Problem:
From the entries below, count the lines with "balance". Write only the count.

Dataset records
____________

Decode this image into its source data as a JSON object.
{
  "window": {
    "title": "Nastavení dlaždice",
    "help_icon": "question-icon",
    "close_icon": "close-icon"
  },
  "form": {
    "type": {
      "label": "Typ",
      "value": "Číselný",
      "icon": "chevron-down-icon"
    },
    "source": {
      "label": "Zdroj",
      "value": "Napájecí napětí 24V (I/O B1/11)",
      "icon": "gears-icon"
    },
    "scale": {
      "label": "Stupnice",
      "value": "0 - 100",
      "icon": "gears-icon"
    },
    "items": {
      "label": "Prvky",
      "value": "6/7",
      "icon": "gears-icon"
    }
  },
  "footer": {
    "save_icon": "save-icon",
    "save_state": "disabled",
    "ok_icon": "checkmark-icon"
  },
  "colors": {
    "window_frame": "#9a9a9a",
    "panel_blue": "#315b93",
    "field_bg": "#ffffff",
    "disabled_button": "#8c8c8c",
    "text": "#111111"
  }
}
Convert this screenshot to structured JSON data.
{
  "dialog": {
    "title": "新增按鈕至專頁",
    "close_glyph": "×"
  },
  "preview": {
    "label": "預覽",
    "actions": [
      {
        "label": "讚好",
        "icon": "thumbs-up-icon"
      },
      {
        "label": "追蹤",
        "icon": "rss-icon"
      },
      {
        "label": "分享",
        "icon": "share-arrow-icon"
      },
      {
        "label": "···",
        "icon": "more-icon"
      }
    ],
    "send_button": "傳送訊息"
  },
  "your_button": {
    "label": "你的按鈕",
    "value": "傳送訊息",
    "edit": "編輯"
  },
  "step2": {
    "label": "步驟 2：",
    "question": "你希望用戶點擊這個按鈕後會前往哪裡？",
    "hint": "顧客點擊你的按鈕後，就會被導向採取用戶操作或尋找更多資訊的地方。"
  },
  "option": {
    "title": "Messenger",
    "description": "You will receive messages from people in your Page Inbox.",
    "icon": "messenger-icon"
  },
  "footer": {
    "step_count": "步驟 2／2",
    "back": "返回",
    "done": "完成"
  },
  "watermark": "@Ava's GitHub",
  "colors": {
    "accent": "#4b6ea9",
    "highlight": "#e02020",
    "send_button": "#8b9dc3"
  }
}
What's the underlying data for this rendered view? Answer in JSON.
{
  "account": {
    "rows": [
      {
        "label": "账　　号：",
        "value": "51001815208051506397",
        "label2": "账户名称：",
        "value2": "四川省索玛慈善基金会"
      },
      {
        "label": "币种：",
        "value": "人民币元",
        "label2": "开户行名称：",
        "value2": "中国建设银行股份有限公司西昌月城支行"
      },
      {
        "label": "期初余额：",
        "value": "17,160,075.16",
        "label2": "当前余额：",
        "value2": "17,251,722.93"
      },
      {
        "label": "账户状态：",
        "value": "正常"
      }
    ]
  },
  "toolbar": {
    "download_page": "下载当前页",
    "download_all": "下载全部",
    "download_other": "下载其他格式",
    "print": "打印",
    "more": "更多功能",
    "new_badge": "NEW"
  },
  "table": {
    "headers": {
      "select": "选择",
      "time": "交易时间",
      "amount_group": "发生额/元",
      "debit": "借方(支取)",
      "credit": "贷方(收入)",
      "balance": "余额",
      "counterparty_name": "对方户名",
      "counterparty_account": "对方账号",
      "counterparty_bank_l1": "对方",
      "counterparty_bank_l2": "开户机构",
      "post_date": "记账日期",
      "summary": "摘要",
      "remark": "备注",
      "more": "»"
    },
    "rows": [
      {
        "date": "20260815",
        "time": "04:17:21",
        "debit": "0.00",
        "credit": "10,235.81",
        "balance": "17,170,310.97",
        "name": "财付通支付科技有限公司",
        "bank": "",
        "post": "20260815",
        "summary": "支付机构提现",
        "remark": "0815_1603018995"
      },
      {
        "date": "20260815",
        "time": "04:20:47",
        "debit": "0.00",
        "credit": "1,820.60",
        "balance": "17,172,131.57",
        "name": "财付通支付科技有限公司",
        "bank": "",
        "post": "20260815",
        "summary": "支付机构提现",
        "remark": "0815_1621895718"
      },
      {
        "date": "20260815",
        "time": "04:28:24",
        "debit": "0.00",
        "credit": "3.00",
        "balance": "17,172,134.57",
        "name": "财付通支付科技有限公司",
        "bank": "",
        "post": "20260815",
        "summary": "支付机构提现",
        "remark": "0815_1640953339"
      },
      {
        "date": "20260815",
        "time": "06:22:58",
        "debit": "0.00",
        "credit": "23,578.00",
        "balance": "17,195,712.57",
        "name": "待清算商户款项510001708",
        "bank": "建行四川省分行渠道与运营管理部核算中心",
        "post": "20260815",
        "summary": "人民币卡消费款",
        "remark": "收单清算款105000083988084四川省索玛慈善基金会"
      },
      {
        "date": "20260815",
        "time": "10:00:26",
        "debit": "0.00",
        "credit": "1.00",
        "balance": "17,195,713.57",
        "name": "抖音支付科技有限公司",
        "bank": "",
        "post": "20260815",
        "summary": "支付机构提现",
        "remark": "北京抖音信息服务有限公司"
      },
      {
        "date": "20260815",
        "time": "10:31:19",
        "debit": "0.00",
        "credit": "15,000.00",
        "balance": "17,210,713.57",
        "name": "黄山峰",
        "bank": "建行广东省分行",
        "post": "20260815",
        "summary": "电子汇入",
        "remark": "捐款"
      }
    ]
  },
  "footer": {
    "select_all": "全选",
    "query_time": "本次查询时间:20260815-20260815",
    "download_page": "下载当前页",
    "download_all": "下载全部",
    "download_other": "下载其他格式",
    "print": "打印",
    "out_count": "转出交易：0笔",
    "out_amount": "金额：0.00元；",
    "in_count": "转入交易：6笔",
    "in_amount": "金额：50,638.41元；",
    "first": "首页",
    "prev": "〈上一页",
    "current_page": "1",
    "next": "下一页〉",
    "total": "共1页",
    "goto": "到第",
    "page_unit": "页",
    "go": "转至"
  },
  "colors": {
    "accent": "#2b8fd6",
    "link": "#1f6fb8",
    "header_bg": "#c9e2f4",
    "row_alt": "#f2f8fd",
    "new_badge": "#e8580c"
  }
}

____________

Completed exercise:
7